§ Data records:
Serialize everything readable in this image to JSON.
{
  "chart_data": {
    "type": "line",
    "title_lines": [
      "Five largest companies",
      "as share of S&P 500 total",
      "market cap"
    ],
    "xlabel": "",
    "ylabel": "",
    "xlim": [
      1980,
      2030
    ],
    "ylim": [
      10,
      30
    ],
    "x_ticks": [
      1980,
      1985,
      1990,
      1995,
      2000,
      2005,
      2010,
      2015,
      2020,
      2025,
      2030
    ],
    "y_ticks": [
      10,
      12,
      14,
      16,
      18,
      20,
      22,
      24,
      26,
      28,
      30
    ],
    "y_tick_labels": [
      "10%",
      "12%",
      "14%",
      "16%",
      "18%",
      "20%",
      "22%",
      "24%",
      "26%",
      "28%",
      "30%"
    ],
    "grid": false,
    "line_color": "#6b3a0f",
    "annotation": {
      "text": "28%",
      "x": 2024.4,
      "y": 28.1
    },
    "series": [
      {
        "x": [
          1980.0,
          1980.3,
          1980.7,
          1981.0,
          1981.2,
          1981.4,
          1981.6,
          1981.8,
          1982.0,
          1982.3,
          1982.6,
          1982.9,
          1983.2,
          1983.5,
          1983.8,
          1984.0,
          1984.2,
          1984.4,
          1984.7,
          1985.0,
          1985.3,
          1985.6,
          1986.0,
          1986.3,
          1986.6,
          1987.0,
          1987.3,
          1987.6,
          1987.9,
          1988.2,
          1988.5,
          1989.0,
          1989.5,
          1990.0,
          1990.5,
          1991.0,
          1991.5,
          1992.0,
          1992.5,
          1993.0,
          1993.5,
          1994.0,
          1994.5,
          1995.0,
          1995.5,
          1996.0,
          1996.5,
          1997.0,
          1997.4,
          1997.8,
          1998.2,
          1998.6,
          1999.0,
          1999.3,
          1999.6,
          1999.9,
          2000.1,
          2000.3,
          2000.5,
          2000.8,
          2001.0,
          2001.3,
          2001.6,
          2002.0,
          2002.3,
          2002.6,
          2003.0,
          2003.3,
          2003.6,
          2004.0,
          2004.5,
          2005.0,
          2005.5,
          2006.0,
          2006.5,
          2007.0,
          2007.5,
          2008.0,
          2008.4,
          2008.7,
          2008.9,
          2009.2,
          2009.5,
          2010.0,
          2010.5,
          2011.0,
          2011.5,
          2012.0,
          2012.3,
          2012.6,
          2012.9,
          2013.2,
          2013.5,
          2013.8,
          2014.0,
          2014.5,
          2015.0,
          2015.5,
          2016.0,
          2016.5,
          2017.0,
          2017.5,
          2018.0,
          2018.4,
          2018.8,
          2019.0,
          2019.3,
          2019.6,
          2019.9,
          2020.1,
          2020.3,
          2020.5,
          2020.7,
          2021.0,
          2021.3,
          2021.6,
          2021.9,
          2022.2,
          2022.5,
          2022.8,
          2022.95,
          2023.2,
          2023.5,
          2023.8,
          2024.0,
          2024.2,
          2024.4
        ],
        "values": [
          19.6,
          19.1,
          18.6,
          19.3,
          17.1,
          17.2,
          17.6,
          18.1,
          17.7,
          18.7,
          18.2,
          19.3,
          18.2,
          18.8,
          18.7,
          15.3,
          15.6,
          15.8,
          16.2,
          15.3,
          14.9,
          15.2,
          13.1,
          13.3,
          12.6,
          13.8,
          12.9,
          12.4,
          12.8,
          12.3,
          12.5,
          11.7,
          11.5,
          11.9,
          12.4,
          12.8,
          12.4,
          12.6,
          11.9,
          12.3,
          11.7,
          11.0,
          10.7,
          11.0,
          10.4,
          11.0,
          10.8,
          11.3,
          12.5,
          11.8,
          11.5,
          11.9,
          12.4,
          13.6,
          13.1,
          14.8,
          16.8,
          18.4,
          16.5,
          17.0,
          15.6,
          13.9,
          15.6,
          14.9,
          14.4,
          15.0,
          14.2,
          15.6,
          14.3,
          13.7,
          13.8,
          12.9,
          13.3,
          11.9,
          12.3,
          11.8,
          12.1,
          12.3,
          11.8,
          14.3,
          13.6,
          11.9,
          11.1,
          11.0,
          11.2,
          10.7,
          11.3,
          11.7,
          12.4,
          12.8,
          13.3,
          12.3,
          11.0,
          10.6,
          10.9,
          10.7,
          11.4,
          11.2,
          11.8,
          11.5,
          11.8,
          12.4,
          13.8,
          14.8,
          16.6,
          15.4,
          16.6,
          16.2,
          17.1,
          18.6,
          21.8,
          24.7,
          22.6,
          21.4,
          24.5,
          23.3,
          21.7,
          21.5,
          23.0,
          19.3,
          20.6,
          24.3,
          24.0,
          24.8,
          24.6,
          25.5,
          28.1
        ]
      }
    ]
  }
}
...
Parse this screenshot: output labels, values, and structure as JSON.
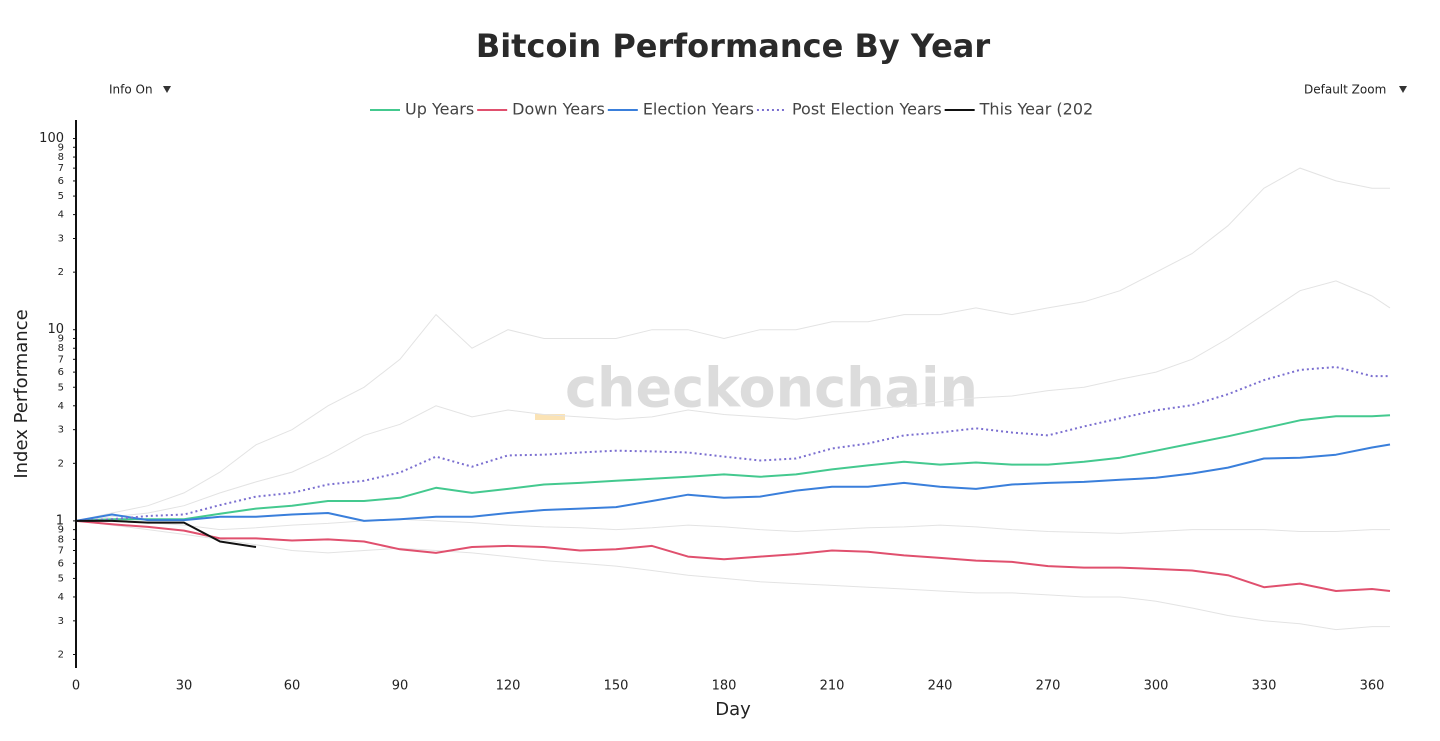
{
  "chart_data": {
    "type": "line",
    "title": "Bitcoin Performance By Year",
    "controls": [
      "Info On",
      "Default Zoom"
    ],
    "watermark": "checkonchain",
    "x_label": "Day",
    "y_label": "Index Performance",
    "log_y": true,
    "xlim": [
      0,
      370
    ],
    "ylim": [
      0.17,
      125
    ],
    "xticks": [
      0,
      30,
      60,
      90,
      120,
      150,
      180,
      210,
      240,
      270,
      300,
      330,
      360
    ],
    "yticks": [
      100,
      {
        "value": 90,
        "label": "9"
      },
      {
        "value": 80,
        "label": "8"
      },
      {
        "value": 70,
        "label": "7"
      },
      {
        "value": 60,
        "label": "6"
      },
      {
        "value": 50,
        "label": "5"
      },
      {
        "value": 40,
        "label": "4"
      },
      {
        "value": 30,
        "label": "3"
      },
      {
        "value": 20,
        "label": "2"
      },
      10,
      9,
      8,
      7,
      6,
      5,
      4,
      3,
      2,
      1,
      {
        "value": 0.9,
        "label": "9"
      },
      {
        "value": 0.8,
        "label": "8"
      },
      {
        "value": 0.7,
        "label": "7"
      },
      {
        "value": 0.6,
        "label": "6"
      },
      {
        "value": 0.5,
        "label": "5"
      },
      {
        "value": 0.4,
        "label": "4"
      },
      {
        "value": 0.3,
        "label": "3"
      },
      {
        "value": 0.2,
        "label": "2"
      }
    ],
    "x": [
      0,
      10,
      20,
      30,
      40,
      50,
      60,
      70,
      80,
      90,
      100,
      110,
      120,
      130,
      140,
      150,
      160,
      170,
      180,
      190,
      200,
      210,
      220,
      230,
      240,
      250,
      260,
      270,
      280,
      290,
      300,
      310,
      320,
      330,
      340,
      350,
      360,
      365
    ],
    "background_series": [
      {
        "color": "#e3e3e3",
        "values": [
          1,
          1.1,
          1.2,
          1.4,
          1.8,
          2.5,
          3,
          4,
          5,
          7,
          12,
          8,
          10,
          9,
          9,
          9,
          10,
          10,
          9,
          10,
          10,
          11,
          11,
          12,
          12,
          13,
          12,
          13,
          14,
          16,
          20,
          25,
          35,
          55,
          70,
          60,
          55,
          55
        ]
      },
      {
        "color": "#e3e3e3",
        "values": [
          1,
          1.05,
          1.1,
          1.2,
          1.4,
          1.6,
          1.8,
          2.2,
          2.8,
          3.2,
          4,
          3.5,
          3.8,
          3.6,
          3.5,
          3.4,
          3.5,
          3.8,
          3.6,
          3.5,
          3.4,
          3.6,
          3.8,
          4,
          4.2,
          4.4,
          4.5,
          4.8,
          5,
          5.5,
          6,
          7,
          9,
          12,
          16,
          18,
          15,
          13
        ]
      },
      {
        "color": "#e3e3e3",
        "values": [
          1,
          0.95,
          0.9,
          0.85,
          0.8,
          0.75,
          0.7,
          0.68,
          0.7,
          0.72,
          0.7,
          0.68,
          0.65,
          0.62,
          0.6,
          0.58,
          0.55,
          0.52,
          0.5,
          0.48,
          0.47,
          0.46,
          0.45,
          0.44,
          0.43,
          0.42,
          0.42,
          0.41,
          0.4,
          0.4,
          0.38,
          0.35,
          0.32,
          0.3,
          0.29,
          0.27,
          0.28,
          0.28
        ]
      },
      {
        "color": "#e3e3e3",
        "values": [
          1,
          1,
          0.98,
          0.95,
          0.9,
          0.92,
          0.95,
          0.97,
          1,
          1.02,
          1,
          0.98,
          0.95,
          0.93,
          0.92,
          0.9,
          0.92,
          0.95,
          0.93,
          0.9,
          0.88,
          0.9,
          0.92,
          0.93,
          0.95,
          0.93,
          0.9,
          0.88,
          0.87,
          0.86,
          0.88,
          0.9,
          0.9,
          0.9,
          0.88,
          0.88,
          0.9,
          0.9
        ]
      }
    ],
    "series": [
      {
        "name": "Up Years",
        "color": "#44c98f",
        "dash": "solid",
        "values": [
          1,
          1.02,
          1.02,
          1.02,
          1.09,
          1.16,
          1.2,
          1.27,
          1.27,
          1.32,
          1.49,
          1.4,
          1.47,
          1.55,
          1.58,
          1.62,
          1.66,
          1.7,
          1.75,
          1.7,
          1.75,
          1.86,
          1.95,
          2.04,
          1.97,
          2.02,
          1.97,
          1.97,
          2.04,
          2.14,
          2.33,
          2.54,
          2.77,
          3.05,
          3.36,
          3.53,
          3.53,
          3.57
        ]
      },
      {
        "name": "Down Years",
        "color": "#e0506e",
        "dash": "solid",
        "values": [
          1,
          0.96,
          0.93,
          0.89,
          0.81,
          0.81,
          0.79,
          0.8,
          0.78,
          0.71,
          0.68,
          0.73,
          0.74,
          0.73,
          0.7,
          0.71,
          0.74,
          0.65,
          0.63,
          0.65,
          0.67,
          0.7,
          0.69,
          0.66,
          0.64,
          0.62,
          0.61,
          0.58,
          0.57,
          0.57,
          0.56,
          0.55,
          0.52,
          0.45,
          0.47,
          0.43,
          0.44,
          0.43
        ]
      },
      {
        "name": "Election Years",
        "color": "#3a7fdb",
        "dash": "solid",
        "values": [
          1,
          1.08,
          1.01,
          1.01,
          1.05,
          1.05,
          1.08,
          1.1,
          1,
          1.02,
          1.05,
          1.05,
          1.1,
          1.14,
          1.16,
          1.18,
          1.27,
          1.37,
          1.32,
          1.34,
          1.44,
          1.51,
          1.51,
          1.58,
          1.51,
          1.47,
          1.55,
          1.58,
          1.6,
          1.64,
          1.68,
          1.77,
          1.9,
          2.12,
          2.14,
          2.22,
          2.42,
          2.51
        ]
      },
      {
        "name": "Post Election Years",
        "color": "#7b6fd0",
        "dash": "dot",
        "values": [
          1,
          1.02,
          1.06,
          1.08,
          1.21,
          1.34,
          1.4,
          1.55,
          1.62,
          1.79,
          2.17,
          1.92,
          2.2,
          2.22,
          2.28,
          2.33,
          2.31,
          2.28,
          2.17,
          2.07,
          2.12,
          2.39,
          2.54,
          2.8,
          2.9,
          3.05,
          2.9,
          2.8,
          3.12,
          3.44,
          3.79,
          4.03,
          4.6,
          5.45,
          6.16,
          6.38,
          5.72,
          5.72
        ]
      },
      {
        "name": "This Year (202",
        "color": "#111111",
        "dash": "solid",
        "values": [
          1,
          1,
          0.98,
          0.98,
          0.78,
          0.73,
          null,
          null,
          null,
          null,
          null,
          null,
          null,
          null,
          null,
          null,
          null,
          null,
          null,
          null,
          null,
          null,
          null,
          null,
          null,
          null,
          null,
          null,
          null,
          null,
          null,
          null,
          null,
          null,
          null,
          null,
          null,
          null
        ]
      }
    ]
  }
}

§ What is required:
Scan the records above, count the lines with "name" in them, and give only the number.

§ Task solution:
5